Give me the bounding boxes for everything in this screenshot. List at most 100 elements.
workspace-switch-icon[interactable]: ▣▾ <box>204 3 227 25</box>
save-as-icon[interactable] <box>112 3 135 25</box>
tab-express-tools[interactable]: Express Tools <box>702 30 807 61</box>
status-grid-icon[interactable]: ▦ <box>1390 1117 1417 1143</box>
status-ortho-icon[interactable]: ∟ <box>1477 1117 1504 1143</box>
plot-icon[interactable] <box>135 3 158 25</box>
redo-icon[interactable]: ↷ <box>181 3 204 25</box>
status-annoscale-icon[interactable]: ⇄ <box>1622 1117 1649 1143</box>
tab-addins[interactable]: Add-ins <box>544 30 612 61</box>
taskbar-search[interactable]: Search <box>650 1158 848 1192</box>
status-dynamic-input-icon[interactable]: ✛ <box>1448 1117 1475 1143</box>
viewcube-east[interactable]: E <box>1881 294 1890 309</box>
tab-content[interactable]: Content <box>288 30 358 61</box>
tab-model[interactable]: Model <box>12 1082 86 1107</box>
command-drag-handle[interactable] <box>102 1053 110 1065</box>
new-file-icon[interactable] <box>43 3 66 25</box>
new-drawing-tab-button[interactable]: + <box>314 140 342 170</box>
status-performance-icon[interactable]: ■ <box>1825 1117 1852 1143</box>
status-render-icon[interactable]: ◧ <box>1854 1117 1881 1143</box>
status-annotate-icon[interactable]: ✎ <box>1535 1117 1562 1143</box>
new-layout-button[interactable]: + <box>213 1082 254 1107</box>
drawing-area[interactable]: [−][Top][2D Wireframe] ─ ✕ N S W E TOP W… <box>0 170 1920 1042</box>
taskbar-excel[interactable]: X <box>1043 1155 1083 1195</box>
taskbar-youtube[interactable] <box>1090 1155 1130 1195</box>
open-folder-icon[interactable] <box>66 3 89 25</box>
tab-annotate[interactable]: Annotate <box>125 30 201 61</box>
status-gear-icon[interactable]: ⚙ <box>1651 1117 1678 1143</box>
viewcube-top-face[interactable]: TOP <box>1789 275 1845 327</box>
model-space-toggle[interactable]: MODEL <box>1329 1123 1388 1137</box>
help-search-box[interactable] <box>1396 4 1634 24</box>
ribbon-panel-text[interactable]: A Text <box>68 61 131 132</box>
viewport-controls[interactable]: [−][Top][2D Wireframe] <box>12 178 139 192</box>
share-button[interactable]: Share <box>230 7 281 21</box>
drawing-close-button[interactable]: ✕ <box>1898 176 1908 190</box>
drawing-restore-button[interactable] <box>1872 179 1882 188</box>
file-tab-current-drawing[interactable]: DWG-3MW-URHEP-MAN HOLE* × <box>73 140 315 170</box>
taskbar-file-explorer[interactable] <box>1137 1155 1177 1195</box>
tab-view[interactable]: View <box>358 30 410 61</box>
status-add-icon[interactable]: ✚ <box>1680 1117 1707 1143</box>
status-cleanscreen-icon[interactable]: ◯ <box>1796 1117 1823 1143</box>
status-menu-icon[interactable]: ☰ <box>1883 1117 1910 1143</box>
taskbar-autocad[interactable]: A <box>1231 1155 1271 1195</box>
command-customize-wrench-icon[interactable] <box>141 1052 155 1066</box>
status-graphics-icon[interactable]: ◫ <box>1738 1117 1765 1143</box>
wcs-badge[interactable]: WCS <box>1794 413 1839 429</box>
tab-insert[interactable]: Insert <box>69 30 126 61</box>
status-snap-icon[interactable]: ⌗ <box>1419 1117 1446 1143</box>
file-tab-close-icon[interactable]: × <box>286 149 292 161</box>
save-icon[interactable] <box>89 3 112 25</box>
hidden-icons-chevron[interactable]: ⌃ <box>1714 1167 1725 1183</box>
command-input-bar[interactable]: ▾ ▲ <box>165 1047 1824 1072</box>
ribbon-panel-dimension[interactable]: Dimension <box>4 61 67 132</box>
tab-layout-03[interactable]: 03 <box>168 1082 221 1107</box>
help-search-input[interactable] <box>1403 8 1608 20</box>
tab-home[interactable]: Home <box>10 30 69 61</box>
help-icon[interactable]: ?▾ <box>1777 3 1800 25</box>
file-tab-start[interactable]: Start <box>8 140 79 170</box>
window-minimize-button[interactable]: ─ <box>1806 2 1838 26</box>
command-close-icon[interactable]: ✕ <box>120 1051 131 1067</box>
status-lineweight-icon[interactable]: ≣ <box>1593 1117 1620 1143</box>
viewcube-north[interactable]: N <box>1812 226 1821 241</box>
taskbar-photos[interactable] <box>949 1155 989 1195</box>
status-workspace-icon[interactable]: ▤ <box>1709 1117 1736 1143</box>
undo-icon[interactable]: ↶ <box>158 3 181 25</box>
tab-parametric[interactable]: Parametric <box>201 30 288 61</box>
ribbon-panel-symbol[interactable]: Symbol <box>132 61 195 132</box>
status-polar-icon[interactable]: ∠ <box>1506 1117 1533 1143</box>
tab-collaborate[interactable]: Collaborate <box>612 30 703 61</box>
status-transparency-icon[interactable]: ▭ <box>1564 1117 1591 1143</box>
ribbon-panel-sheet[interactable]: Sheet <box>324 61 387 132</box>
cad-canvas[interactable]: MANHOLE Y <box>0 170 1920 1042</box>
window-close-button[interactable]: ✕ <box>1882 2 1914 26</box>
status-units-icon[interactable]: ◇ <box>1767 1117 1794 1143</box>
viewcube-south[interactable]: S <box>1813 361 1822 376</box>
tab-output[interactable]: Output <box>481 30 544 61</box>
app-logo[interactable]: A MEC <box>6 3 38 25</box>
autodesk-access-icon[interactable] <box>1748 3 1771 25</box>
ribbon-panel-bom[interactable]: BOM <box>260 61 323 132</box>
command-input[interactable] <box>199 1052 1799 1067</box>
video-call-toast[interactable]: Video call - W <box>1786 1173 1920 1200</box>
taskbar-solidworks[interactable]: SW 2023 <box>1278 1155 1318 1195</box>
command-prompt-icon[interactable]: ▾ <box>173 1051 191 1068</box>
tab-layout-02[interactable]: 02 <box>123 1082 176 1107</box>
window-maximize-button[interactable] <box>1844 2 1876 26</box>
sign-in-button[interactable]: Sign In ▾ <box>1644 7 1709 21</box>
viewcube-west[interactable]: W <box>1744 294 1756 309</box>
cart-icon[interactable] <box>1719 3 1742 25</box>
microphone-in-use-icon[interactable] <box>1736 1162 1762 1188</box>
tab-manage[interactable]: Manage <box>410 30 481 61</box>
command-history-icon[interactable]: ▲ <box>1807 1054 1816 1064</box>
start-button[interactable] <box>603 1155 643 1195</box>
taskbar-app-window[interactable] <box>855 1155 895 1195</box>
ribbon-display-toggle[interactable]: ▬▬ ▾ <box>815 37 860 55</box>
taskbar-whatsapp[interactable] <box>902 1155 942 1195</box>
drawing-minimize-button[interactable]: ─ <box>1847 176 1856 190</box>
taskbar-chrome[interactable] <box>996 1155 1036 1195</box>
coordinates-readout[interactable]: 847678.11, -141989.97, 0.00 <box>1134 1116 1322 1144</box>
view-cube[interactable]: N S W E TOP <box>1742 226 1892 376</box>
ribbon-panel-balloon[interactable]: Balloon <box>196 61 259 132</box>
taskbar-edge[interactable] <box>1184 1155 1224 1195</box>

____________________

TASK STATEMENT: Can you write out the entire listing above again, every line unchanged?

CORRECT OUTPUT:
Give me the bounding boxes for everything in this screenshot. List at most 100 elements.
workspace-switch-icon[interactable]: ▣▾ <box>204 3 227 25</box>
save-as-icon[interactable] <box>112 3 135 25</box>
tab-express-tools[interactable]: Express Tools <box>702 30 807 61</box>
status-grid-icon[interactable]: ▦ <box>1390 1117 1417 1143</box>
status-ortho-icon[interactable]: ∟ <box>1477 1117 1504 1143</box>
plot-icon[interactable] <box>135 3 158 25</box>
redo-icon[interactable]: ↷ <box>181 3 204 25</box>
status-annoscale-icon[interactable]: ⇄ <box>1622 1117 1649 1143</box>
tab-addins[interactable]: Add-ins <box>544 30 612 61</box>
taskbar-search[interactable]: Search <box>650 1158 848 1192</box>
status-dynamic-input-icon[interactable]: ✛ <box>1448 1117 1475 1143</box>
viewcube-east[interactable]: E <box>1881 294 1890 309</box>
tab-content[interactable]: Content <box>288 30 358 61</box>
tab-model[interactable]: Model <box>12 1082 86 1107</box>
command-drag-handle[interactable] <box>102 1053 110 1065</box>
new-file-icon[interactable] <box>43 3 66 25</box>
new-drawing-tab-button[interactable]: + <box>314 140 342 170</box>
status-performance-icon[interactable]: ■ <box>1825 1117 1852 1143</box>
status-render-icon[interactable]: ◧ <box>1854 1117 1881 1143</box>
status-annotate-icon[interactable]: ✎ <box>1535 1117 1562 1143</box>
new-layout-button[interactable]: + <box>213 1082 254 1107</box>
drawing-area[interactable]: [−][Top][2D Wireframe] ─ ✕ N S W E TOP W… <box>0 170 1920 1042</box>
taskbar-excel[interactable]: X <box>1043 1155 1083 1195</box>
taskbar-youtube[interactable] <box>1090 1155 1130 1195</box>
open-folder-icon[interactable] <box>66 3 89 25</box>
tab-annotate[interactable]: Annotate <box>125 30 201 61</box>
status-gear-icon[interactable]: ⚙ <box>1651 1117 1678 1143</box>
viewcube-top-face[interactable]: TOP <box>1789 275 1845 327</box>
model-space-toggle[interactable]: MODEL <box>1329 1123 1388 1137</box>
help-search-box[interactable] <box>1396 4 1634 24</box>
ribbon-panel-text[interactable]: A Text <box>68 61 131 132</box>
viewport-controls[interactable]: [−][Top][2D Wireframe] <box>12 178 139 192</box>
share-button[interactable]: Share <box>230 7 281 21</box>
drawing-close-button[interactable]: ✕ <box>1898 176 1908 190</box>
drawing-restore-button[interactable] <box>1872 179 1882 188</box>
file-tab-current-drawing[interactable]: DWG-3MW-URHEP-MAN HOLE* × <box>73 140 315 170</box>
taskbar-file-explorer[interactable] <box>1137 1155 1177 1195</box>
tab-view[interactable]: View <box>358 30 410 61</box>
status-add-icon[interactable]: ✚ <box>1680 1117 1707 1143</box>
status-cleanscreen-icon[interactable]: ◯ <box>1796 1117 1823 1143</box>
status-menu-icon[interactable]: ☰ <box>1883 1117 1910 1143</box>
taskbar-autocad[interactable]: A <box>1231 1155 1271 1195</box>
command-customize-wrench-icon[interactable] <box>141 1052 155 1066</box>
status-graphics-icon[interactable]: ◫ <box>1738 1117 1765 1143</box>
wcs-badge[interactable]: WCS <box>1794 413 1839 429</box>
tab-insert[interactable]: Insert <box>69 30 126 61</box>
status-snap-icon[interactable]: ⌗ <box>1419 1117 1446 1143</box>
file-tab-close-icon[interactable]: × <box>286 149 292 161</box>
save-icon[interactable] <box>89 3 112 25</box>
hidden-icons-chevron[interactable]: ⌃ <box>1714 1167 1725 1183</box>
command-input-bar[interactable]: ▾ ▲ <box>165 1047 1824 1072</box>
ribbon-panel-dimension[interactable]: Dimension <box>4 61 67 132</box>
tab-layout-03[interactable]: 03 <box>168 1082 221 1107</box>
help-search-input[interactable] <box>1403 8 1608 20</box>
tab-home[interactable]: Home <box>10 30 69 61</box>
help-icon[interactable]: ?▾ <box>1777 3 1800 25</box>
file-tab-start[interactable]: Start <box>8 140 79 170</box>
window-minimize-button[interactable]: ─ <box>1806 2 1838 26</box>
command-close-icon[interactable]: ✕ <box>120 1051 131 1067</box>
status-lineweight-icon[interactable]: ≣ <box>1593 1117 1620 1143</box>
viewcube-north[interactable]: N <box>1812 226 1821 241</box>
taskbar-photos[interactable] <box>949 1155 989 1195</box>
status-workspace-icon[interactable]: ▤ <box>1709 1117 1736 1143</box>
undo-icon[interactable]: ↶ <box>158 3 181 25</box>
tab-parametric[interactable]: Parametric <box>201 30 288 61</box>
ribbon-panel-symbol[interactable]: Symbol <box>132 61 195 132</box>
status-polar-icon[interactable]: ∠ <box>1506 1117 1533 1143</box>
tab-collaborate[interactable]: Collaborate <box>612 30 703 61</box>
status-transparency-icon[interactable]: ▭ <box>1564 1117 1591 1143</box>
ribbon-panel-sheet[interactable]: Sheet <box>324 61 387 132</box>
cad-canvas[interactable]: MANHOLE Y <box>0 170 1920 1042</box>
window-close-button[interactable]: ✕ <box>1882 2 1914 26</box>
status-units-icon[interactable]: ◇ <box>1767 1117 1794 1143</box>
viewcube-south[interactable]: S <box>1813 361 1822 376</box>
tab-output[interactable]: Output <box>481 30 544 61</box>
app-logo[interactable]: A MEC <box>6 3 38 25</box>
autodesk-access-icon[interactable] <box>1748 3 1771 25</box>
ribbon-panel-bom[interactable]: BOM <box>260 61 323 132</box>
command-input[interactable] <box>199 1052 1799 1067</box>
video-call-toast[interactable]: Video call - W <box>1786 1173 1920 1200</box>
taskbar-solidworks[interactable]: SW 2023 <box>1278 1155 1318 1195</box>
command-prompt-icon[interactable]: ▾ <box>173 1051 191 1068</box>
tab-layout-02[interactable]: 02 <box>123 1082 176 1107</box>
window-maximize-button[interactable] <box>1844 2 1876 26</box>
sign-in-button[interactable]: Sign In ▾ <box>1644 7 1709 21</box>
viewcube-west[interactable]: W <box>1744 294 1756 309</box>
cart-icon[interactable] <box>1719 3 1742 25</box>
microphone-in-use-icon[interactable] <box>1736 1162 1762 1188</box>
tab-manage[interactable]: Manage <box>410 30 481 61</box>
command-history-icon[interactable]: ▲ <box>1807 1054 1816 1064</box>
start-button[interactable] <box>603 1155 643 1195</box>
taskbar-app-window[interactable] <box>855 1155 895 1195</box>
ribbon-display-toggle[interactable]: ▬▬ ▾ <box>815 37 860 55</box>
taskbar-whatsapp[interactable] <box>902 1155 942 1195</box>
drawing-minimize-button[interactable]: ─ <box>1847 176 1856 190</box>
taskbar-chrome[interactable] <box>996 1155 1036 1195</box>
coordinates-readout[interactable]: 847678.11, -141989.97, 0.00 <box>1134 1116 1322 1144</box>
view-cube[interactable]: N S W E TOP <box>1742 226 1892 376</box>
ribbon-panel-balloon[interactable]: Balloon <box>196 61 259 132</box>
taskbar-edge[interactable] <box>1184 1155 1224 1195</box>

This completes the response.